--- Start of Data to process ---
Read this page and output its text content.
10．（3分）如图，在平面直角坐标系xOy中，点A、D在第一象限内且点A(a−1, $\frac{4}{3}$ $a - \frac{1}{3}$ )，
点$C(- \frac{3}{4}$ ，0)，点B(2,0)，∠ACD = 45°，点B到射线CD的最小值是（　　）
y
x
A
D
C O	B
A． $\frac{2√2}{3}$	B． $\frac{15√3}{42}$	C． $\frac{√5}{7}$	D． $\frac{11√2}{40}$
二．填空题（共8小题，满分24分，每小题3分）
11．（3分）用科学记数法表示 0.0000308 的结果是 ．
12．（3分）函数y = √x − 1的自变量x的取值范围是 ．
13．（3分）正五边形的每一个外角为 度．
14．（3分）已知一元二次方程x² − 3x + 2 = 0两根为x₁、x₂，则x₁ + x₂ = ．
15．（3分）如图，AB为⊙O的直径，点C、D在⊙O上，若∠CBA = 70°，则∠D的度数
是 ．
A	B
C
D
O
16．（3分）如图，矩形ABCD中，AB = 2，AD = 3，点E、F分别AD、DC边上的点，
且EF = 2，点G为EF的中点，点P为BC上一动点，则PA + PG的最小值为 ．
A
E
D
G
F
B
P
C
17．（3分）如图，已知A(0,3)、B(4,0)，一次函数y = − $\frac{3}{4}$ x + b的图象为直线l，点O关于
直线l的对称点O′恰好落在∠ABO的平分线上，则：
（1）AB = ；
--- End of Data to process ---
The request: Find "frac". Copy every line it occurs in.

Solution to the problem:
10．（3分）如图，在平面直角坐标系xOy中，点A、D在第一象限内且点A(a−1, $\frac{4}{3}$ $a - \frac{1}{3}$ )，
点$C(- \frac{3}{4}$ ，0)，点B(2,0)，∠ACD = 45°，点B到射线CD的最小值是（　　）
A． $\frac{2√2}{3}$	B． $\frac{15√3}{42}$	C． $\frac{√5}{7}$	D． $\frac{11√2}{40}$
17．（3分）如图，已知A(0,3)、B(4,0)，一次函数y = − $\frac{3}{4}$ x + b的图象为直线l，点O关于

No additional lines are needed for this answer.